Scan the data below and report how many lines include the word "that". Nothing else is wanted.
*** Task input
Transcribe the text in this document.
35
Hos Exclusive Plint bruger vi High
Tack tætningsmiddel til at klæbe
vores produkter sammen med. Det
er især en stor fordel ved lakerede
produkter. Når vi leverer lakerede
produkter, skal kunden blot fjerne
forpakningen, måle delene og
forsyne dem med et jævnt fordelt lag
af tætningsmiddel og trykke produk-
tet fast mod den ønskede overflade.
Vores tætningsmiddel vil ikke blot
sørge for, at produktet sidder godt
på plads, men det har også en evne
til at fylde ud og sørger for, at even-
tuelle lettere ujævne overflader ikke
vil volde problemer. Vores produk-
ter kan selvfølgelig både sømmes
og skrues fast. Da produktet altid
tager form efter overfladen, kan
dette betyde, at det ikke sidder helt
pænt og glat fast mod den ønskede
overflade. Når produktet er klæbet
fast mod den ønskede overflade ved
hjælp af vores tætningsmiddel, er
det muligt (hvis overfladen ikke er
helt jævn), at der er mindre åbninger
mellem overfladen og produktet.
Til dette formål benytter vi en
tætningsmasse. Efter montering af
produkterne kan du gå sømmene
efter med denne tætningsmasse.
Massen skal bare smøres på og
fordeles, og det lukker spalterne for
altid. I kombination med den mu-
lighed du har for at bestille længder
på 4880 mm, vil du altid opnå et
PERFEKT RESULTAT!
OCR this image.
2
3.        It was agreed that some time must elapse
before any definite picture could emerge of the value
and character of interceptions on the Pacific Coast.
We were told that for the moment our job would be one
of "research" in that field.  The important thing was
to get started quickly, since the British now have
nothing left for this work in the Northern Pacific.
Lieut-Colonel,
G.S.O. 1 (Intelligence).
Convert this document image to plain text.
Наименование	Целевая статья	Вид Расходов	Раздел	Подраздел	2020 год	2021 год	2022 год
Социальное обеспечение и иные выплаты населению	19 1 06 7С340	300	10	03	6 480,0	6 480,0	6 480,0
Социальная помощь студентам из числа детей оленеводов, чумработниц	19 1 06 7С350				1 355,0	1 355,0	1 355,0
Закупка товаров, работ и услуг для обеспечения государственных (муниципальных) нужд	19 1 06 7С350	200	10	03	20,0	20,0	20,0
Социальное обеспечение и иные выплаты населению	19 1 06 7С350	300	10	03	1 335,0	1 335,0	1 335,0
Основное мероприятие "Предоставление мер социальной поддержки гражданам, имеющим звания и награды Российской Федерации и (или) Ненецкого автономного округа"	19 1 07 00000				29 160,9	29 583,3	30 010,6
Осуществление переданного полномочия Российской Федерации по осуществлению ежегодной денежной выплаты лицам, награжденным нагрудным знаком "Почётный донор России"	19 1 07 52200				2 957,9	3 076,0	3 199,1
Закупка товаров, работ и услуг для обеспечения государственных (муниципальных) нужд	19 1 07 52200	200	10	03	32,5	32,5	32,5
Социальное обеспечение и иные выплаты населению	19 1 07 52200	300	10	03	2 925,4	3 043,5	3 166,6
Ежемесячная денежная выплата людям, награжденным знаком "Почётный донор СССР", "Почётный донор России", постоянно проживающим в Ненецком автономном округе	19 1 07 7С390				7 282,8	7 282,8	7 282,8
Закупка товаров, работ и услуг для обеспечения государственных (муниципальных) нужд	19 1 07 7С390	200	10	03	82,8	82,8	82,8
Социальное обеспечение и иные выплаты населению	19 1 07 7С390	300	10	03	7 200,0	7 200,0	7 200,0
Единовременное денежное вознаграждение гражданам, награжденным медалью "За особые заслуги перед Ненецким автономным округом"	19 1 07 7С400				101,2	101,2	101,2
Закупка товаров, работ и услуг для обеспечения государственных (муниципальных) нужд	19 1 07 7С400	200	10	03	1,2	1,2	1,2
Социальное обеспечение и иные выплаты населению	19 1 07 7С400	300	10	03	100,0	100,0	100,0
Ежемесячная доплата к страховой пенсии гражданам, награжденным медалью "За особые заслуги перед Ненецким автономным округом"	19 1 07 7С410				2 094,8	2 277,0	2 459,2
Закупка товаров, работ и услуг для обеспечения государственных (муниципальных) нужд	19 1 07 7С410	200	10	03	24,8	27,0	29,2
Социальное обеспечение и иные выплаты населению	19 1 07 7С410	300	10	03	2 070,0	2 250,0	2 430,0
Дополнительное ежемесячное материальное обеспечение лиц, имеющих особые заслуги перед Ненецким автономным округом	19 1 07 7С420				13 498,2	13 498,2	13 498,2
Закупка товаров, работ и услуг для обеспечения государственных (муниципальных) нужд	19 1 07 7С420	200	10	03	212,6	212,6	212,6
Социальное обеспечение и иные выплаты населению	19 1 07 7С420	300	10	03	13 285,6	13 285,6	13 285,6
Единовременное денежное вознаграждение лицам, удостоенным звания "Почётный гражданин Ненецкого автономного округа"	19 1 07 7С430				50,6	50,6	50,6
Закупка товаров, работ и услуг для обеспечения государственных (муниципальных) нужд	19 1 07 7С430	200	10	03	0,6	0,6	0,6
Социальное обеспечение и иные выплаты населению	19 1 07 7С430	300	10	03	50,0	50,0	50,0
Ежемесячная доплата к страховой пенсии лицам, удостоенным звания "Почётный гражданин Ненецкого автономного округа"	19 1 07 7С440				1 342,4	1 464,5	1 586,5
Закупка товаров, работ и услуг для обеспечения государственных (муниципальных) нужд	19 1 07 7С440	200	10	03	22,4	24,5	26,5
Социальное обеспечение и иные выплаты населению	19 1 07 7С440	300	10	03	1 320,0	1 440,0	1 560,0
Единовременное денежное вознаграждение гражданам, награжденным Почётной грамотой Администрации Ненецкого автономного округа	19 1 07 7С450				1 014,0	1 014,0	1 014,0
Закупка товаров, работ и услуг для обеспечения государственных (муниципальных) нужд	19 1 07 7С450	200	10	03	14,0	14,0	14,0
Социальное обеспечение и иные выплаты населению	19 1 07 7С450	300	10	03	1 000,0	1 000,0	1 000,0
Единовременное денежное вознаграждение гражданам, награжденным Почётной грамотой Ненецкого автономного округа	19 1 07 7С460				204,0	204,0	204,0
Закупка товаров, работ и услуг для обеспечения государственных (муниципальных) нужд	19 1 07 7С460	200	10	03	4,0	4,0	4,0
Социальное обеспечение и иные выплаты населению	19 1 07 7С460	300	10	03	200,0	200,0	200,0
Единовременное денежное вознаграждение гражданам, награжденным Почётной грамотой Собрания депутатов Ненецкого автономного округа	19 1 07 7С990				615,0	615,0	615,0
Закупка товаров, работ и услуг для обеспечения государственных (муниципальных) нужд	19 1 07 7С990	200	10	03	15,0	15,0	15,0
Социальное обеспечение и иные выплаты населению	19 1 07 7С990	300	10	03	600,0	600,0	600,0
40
******
## The completed task
3